═════ Data in this exercise ═════

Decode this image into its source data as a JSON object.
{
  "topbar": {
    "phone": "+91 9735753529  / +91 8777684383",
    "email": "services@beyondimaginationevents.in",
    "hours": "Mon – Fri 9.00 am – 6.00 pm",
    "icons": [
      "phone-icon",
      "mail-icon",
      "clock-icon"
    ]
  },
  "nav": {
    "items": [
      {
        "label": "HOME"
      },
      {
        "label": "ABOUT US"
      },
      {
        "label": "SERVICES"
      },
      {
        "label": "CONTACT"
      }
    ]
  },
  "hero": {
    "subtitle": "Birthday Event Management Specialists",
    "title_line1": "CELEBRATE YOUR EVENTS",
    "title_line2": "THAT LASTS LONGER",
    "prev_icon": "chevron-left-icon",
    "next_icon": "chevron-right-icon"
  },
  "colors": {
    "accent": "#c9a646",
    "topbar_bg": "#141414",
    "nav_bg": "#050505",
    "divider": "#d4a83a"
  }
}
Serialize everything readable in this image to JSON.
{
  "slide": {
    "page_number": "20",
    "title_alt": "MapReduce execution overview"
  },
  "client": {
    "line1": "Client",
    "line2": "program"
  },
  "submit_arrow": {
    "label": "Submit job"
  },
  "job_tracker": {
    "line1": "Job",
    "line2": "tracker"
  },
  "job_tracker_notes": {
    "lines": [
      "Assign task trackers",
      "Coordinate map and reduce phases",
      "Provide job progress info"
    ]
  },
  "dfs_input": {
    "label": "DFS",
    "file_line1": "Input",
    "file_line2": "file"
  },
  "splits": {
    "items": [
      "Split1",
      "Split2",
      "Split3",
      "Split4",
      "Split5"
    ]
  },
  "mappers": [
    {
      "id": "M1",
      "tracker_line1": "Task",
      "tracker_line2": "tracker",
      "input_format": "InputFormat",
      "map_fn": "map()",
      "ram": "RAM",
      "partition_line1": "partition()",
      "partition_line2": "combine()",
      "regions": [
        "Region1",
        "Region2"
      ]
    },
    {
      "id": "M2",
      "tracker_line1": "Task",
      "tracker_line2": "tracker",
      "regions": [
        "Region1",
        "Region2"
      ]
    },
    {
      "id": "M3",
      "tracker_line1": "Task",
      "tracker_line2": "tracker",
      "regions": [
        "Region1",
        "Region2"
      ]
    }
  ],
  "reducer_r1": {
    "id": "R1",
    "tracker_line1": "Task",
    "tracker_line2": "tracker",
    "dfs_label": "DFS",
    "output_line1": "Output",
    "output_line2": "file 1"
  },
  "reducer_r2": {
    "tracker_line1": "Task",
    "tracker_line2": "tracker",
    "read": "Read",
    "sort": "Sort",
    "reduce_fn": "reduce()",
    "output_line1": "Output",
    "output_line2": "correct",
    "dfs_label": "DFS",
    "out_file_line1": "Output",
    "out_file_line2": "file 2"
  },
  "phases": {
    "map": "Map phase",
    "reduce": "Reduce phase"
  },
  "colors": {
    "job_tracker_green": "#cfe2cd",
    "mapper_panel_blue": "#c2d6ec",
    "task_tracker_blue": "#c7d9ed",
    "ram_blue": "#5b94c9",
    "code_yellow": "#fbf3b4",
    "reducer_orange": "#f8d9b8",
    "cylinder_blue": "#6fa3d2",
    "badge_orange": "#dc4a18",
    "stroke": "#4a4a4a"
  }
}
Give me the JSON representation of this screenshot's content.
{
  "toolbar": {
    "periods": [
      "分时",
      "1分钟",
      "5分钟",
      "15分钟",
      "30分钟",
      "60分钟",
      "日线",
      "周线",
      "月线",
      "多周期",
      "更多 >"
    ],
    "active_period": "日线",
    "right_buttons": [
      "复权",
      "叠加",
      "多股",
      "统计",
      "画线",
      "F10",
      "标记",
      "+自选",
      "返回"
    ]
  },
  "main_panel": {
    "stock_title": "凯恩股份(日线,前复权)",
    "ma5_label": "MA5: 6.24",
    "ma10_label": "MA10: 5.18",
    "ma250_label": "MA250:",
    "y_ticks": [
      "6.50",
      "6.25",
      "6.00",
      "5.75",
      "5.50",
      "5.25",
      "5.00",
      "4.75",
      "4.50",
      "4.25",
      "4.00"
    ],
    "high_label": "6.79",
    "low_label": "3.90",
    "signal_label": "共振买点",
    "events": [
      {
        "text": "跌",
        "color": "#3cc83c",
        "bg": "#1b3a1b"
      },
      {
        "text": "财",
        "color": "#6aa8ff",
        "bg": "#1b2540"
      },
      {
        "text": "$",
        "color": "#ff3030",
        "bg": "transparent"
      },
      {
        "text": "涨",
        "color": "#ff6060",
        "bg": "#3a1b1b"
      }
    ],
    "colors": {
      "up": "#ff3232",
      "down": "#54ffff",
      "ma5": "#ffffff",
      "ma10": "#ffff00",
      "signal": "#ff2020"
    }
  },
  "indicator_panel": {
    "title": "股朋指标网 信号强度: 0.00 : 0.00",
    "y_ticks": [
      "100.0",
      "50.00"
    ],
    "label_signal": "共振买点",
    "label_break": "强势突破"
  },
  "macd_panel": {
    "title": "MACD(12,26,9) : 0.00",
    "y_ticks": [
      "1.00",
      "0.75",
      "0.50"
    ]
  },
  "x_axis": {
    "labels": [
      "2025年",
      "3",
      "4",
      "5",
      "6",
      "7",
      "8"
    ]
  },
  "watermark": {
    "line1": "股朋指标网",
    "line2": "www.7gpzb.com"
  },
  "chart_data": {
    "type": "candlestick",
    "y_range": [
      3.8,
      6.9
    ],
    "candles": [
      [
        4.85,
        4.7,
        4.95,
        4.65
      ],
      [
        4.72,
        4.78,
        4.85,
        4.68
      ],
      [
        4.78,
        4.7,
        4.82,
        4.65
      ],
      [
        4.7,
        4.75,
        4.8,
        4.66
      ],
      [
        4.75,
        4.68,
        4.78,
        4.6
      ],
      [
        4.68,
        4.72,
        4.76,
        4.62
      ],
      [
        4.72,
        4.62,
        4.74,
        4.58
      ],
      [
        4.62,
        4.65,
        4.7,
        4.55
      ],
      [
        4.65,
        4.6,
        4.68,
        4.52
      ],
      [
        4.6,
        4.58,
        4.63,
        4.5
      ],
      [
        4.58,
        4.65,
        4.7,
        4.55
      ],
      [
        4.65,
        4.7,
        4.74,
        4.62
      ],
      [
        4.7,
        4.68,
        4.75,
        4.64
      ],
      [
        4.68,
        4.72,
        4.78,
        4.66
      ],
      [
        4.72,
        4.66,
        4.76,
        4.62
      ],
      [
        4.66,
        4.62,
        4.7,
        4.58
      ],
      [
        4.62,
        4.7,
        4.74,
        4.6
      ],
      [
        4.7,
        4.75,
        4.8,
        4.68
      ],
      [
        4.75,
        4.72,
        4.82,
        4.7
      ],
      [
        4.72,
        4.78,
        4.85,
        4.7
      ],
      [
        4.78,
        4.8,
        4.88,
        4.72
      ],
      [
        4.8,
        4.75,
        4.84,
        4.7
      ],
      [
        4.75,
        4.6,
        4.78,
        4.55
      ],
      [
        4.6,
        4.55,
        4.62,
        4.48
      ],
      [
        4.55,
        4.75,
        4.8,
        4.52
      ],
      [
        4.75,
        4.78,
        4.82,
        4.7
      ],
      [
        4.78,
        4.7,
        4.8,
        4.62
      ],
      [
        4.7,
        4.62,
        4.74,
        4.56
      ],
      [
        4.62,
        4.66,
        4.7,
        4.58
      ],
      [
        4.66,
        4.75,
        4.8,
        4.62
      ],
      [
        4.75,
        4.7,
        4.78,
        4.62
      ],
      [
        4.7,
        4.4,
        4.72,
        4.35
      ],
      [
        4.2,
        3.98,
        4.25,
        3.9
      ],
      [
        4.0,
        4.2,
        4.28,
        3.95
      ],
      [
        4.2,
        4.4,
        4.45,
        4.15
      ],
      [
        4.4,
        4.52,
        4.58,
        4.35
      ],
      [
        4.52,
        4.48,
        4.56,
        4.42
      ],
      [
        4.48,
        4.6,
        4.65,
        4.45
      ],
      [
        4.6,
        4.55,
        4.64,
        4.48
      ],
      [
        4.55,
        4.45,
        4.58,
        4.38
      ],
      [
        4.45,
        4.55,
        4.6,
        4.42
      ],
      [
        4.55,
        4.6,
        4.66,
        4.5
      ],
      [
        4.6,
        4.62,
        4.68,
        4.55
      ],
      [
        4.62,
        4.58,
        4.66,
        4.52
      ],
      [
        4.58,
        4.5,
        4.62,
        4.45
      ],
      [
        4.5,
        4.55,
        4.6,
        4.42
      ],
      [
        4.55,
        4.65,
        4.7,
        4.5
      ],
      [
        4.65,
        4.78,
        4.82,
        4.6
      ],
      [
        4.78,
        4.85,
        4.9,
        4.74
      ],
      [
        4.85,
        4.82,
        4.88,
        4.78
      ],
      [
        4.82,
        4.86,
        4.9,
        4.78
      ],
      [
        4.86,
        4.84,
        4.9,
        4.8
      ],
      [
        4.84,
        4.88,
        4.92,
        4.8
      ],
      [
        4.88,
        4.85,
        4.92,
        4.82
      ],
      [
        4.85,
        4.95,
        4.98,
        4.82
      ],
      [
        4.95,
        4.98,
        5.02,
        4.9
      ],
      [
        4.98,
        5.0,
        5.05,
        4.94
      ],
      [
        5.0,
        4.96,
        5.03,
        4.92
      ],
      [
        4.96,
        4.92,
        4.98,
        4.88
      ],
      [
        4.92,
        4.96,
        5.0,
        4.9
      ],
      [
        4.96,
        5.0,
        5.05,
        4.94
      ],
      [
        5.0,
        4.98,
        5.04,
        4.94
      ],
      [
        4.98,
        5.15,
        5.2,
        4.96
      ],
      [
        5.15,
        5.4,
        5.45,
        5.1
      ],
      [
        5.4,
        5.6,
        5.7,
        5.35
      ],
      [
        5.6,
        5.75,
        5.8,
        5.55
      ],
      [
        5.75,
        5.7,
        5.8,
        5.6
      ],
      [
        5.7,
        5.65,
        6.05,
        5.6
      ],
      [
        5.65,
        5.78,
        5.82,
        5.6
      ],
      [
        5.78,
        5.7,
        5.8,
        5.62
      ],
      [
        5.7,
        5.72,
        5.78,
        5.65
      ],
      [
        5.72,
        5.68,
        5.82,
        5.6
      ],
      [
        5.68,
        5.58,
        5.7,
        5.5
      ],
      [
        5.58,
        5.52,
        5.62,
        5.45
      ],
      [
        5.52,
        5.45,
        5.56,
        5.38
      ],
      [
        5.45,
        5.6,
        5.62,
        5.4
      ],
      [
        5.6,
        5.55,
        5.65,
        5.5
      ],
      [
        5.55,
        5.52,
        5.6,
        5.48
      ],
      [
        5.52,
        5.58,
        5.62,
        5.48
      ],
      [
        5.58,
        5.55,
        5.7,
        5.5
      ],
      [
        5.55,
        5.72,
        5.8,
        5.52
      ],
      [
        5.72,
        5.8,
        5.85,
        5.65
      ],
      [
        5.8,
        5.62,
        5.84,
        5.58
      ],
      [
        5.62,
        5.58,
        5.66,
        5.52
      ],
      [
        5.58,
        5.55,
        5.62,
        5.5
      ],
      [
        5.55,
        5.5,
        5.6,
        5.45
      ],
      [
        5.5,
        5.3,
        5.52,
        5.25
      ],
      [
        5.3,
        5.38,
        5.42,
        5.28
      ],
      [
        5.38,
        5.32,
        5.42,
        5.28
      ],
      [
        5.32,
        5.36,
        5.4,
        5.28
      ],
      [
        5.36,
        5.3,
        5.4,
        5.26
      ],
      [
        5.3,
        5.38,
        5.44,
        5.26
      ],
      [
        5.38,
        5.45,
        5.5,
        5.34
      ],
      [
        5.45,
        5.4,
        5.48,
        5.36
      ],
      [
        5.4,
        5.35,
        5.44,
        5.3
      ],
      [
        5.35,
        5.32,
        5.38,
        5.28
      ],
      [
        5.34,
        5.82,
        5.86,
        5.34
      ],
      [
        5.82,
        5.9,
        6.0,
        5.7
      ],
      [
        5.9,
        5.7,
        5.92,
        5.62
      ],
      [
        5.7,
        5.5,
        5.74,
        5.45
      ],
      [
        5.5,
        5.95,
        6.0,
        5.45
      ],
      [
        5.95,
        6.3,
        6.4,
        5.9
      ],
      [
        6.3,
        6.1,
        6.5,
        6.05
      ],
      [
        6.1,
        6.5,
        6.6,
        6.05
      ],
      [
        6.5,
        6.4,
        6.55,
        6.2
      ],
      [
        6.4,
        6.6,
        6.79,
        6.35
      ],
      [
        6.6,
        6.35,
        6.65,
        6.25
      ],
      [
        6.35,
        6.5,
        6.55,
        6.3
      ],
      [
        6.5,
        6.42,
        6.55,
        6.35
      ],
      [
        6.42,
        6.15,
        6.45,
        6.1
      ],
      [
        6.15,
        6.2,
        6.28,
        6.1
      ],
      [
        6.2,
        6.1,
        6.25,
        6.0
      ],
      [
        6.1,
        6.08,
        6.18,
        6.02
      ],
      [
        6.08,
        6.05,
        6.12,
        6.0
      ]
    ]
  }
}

═════

--- Objective ---
Using the listing above, show each line holding the string "image".

--- Exercise response ---
Decode this image into its source data as a JSON object.
Serialize everything readable in this image to JSON.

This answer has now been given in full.